----- Supplied information -----
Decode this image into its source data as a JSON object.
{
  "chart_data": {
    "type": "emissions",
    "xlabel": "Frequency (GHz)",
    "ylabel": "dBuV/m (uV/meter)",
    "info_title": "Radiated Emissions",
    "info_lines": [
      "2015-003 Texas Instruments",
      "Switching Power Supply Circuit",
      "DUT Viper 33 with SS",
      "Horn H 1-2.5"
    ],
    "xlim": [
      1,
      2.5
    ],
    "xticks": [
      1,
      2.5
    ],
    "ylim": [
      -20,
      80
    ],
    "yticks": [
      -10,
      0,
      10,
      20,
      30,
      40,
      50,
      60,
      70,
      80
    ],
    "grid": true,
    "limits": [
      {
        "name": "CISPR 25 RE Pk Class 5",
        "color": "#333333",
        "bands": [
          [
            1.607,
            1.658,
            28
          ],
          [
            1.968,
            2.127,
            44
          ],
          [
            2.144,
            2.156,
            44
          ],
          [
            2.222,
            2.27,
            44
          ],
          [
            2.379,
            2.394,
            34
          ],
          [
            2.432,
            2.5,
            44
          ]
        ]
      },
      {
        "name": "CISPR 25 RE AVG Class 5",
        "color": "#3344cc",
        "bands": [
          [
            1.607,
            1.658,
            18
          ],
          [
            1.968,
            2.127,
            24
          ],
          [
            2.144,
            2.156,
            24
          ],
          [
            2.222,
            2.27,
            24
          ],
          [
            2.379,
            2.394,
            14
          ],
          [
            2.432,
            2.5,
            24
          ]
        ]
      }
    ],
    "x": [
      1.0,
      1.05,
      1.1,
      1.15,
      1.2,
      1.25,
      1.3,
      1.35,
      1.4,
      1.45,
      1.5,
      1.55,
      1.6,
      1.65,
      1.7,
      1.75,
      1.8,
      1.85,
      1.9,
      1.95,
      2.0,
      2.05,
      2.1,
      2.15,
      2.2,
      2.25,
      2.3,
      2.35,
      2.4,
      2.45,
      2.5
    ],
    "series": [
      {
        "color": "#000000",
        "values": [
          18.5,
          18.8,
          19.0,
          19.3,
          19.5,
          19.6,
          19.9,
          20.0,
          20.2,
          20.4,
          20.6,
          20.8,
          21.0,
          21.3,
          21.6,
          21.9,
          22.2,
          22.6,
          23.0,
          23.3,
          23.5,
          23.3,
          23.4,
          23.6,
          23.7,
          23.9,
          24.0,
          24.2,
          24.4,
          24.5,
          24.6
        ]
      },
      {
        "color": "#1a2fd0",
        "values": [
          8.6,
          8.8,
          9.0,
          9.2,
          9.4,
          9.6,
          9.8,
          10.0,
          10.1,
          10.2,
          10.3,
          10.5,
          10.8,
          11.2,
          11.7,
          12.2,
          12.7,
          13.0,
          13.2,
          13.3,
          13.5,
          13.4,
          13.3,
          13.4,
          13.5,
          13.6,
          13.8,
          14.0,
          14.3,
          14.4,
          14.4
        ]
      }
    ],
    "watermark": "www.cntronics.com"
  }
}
-----
**Instructions to follow**
Set every line of the listing down word for word.

**Answer to the task**
Decode this image into its source data as a JSON object.
{
  "chart_data": {
    "type": "emissions",
    "xlabel": "Frequency (GHz)",
    "ylabel": "dBuV/m (uV/meter)",
    "info_title": "Radiated Emissions",
    "info_lines": [
      "2015-003 Texas Instruments",
      "Switching Power Supply Circuit",
      "DUT Viper 33 with SS",
      "Horn H 1-2.5"
    ],
    "xlim": [
      1,
      2.5
    ],
    "xticks": [
      1,
      2.5
    ],
    "ylim": [
      -20,
      80
    ],
    "yticks": [
      -10,
      0,
      10,
      20,
      30,
      40,
      50,
      60,
      70,
      80
    ],
    "grid": true,
    "limits": [
      {
        "name": "CISPR 25 RE Pk Class 5",
        "color": "#333333",
        "bands": [
          [
            1.607,
            1.658,
            28
          ],
          [
            1.968,
            2.127,
            44
          ],
          [
            2.144,
            2.156,
            44
          ],
          [
            2.222,
            2.27,
            44
          ],
          [
            2.379,
            2.394,
            34
          ],
          [
            2.432,
            2.5,
            44
          ]
        ]
      },
      {
        "name": "CISPR 25 RE AVG Class 5",
        "color": "#3344cc",
        "bands": [
          [
            1.607,
            1.658,
            18
          ],
          [
            1.968,
            2.127,
            24
          ],
          [
            2.144,
            2.156,
            24
          ],
          [
            2.222,
            2.27,
            24
          ],
          [
            2.379,
            2.394,
            14
          ],
          [
            2.432,
            2.5,
            24
          ]
        ]
      }
    ],
    "x": [
      1.0,
      1.05,
      1.1,
      1.15,
      1.2,
      1.25,
      1.3,
      1.35,
      1.4,
      1.45,
      1.5,
      1.55,
      1.6,
      1.65,
      1.7,
      1.75,
      1.8,
      1.85,
      1.9,
      1.95,
      2.0,
      2.05,
      2.1,
      2.15,
      2.2,
      2.25,
      2.3,
      2.35,
      2.4,
      2.45,
      2.5
    ],
    "series": [
      {
        "color": "#000000",
        "values": [
          18.5,
          18.8,
          19.0,
          19.3,
          19.5,
          19.6,
          19.9,
          20.0,
          20.2,
          20.4,
          20.6,
          20.8,
          21.0,
          21.3,
          21.6,
          21.9,
          22.2,
          22.6,
          23.0,
          23.3,
          23.5,
          23.3,
          23.4,
          23.6,
          23.7,
          23.9,
          24.0,
          24.2,
          24.4,
          24.5,
          24.6
        ]
      },
      {
        "color": "#1a2fd0",
        "values": [
          8.6,
          8.8,
          9.0,
          9.2,
          9.4,
          9.6,
          9.8,
          10.0,
          10.1,
          10.2,
          10.3,
          10.5,
          10.8,
          11.2,
          11.7,
          12.2,
          12.7,
          13.0,
          13.2,
          13.3,
          13.5,
          13.4,
          13.3,
          13.4,
          13.5,
          13.6,
          13.8,
          14.0,
          14.3,
          14.4,
          14.4
        ]
      }
    ],
    "watermark": "www.cntronics.com"
  }
}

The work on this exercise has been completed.